Requirements: Extract every entry word for word.

-- Begin Exercise inputs --

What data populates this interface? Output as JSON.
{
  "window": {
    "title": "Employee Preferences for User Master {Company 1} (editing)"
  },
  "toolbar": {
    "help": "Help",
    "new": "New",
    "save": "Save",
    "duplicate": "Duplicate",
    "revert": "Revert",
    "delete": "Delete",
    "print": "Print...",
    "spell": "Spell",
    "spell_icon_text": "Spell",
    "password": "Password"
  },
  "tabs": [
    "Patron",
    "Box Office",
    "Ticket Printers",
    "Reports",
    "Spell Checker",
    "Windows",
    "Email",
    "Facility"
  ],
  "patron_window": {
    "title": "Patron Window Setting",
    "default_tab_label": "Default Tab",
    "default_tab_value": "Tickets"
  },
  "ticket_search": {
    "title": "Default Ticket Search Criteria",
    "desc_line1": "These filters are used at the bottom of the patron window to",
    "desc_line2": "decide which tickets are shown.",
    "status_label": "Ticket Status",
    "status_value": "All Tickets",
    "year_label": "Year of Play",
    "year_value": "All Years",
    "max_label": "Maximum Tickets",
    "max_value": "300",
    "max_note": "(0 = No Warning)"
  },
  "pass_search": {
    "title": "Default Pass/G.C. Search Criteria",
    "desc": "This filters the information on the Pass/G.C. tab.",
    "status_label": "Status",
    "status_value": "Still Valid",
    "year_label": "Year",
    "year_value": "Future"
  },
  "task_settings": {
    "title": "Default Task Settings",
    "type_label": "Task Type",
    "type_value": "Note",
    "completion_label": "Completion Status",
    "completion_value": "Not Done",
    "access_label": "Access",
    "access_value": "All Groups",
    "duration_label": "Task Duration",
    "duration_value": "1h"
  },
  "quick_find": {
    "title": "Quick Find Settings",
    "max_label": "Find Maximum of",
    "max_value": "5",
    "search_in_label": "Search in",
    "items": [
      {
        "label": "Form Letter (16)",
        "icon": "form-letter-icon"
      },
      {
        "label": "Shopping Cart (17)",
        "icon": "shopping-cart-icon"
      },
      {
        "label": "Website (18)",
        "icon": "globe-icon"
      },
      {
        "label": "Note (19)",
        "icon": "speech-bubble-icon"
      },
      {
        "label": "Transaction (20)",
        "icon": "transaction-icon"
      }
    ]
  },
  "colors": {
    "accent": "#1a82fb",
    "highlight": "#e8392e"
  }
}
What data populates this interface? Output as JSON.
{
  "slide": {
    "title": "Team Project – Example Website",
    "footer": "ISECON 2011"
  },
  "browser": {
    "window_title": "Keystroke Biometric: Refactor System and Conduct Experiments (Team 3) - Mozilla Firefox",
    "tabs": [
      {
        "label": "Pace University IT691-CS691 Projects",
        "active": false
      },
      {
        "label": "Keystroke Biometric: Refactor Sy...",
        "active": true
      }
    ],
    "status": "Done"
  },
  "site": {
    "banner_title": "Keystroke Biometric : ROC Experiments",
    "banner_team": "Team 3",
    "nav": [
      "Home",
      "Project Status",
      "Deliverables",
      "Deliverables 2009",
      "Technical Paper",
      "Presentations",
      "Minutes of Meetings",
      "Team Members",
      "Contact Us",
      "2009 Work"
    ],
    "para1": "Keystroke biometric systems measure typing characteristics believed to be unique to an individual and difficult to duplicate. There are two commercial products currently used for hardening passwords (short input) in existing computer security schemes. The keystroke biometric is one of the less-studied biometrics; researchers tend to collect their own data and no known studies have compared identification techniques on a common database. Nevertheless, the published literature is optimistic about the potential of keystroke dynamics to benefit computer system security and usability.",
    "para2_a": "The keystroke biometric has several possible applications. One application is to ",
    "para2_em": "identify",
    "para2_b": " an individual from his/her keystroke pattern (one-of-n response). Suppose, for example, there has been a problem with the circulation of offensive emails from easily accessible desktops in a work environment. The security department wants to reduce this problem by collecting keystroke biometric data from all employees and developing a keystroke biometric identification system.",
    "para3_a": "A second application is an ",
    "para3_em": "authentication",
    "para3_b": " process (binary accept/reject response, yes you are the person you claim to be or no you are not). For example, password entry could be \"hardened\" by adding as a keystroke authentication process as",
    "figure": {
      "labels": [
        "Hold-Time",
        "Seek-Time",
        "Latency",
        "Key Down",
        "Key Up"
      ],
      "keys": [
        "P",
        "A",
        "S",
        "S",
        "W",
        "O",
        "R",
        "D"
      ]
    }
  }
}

-- End Exercise inputs --

Solution to this exercise:
What data populates this interface? Output as JSON.
{
  "window": {
    "title": "Employee Preferences for User Master {Company 1} (editing)"
  },
  "toolbar": {
    "help": "Help",
    "new": "New",
    "save": "Save",
    "duplicate": "Duplicate",
    "revert": "Revert",
    "delete": "Delete",
    "print": "Print...",
    "spell": "Spell",
    "spell_icon_text": "Spell",
    "password": "Password"
  },
  "tabs": [
    "Patron",
    "Box Office",
    "Ticket Printers",
    "Reports",
    "Spell Checker",
    "Windows",
    "Email",
    "Facility"
  ],
  "patron_window": {
    "title": "Patron Window Setting",
    "default_tab_label": "Default Tab",
    "default_tab_value": "Tickets"
  },
  "ticket_search": {
    "title": "Default Ticket Search Criteria",
    "desc_line1": "These filters are used at the bottom of the patron window to",
    "desc_line2": "decide which tickets are shown.",
    "status_label": "Ticket Status",
    "status_value": "All Tickets",
    "year_label": "Year of Play",
    "year_value": "All Years",
    "max_label": "Maximum Tickets",
    "max_value": "300",
    "max_note": "(0 = No Warning)"
  },
  "pass_search": {
    "title": "Default Pass/G.C. Search Criteria",
    "desc": "This filters the information on the Pass/G.C. tab.",
    "status_label": "Status",
    "status_value": "Still Valid",
    "year_label": "Year",
    "year_value": "Future"
  },
  "task_settings": {
    "title": "Default Task Settings",
    "type_label": "Task Type",
    "type_value": "Note",
    "completion_label": "Completion Status",
    "completion_value": "Not Done",
    "access_label": "Access",
    "access_value": "All Groups",
    "duration_label": "Task Duration",
    "duration_value": "1h"
  },
  "quick_find": {
    "title": "Quick Find Settings",
    "max_label": "Find Maximum of",
    "max_value": "5",
    "search_in_label": "Search in",
    "items": [
      {
        "label": "Form Letter (16)",
        "icon": "form-letter-icon"
      },
      {
        "label": "Shopping Cart (17)",
        "icon": "shopping-cart-icon"
      },
      {
        "label": "Website (18)",
        "icon": "globe-icon"
      },
      {
        "label": "Note (19)",
        "icon": "speech-bubble-icon"
      },
      {
        "label": "Transaction (20)",
        "icon": "transaction-icon"
      }
    ]
  },
  "colors": {
    "accent": "#1a82fb",
    "highlight": "#e8392e"
  }
}
What data populates this interface? Output as JSON.
{
  "slide": {
    "title": "Team Project – Example Website",
    "footer": "ISECON 2011"
  },
  "browser": {
    "window_title": "Keystroke Biometric: Refactor System and Conduct Experiments (Team 3) - Mozilla Firefox",
    "tabs": [
      {
        "label": "Pace University IT691-CS691 Projects",
        "active": false
      },
      {
        "label": "Keystroke Biometric: Refactor Sy...",
        "active": true
      }
    ],
    "status": "Done"
  },
  "site": {
    "banner_title": "Keystroke Biometric : ROC Experiments",
    "banner_team": "Team 3",
    "nav": [
      "Home",
      "Project Status",
      "Deliverables",
      "Deliverables 2009",
      "Technical Paper",
      "Presentations",
      "Minutes of Meetings",
      "Team Members",
      "Contact Us",
      "2009 Work"
    ],
    "para1": "Keystroke biometric systems measure typing characteristics believed to be unique to an individual and difficult to duplicate. There are two commercial products currently used for hardening passwords (short input) in existing computer security schemes. The keystroke biometric is one of the less-studied biometrics; researchers tend to collect their own data and no known studies have compared identification techniques on a common database. Nevertheless, the published literature is optimistic about the potential of keystroke dynamics to benefit computer system security and usability.",
    "para2_a": "The keystroke biometric has several possible applications. One application is to ",
    "para2_em": "identify",
    "para2_b": " an individual from his/her keystroke pattern (one-of-n response). Suppose, for example, there has been a problem with the circulation of offensive emails from easily accessible desktops in a work environment. The security department wants to reduce this problem by collecting keystroke biometric data from all employees and developing a keystroke biometric identification system.",
    "para3_a": "A second application is an ",
    "para3_em": "authentication",
    "para3_b": " process (binary accept/reject response, yes you are the person you claim to be or no you are not). For example, password entry could be \"hardened\" by adding as a keystroke authentication process as",
    "figure": {
      "labels": [
        "Hold-Time",
        "Seek-Time",
        "Latency",
        "Key Down",
        "Key Up"
      ],
      "keys": [
        "P",
        "A",
        "S",
        "S",
        "W",
        "O",
        "R",
        "D"
      ]
    }
  }
}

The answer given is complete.